- Work to do:
Output the data that follows exactly, line for line.

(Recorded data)
■ ■ ■ ■ ■
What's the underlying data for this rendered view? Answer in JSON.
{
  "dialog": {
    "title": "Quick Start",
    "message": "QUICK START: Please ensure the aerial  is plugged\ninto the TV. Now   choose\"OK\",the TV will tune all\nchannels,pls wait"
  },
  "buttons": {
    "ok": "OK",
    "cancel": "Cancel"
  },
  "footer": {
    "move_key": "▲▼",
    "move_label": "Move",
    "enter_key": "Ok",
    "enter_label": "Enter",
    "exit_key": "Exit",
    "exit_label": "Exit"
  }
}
■ ■ ■ ■ ■
- Task result:
What's the underlying data for this rendered view? Answer in JSON.
{
  "dialog": {
    "title": "Quick Start",
    "message": "QUICK START: Please ensure the aerial  is plugged\ninto the TV. Now   choose\"OK\",the TV will tune all\nchannels,pls wait"
  },
  "buttons": {
    "ok": "OK",
    "cancel": "Cancel"
  },
  "footer": {
    "move_key": "▲▼",
    "move_label": "Move",
    "enter_key": "Ok",
    "enter_label": "Enter",
    "exit_key": "Exit",
    "exit_label": "Exit"
  }
}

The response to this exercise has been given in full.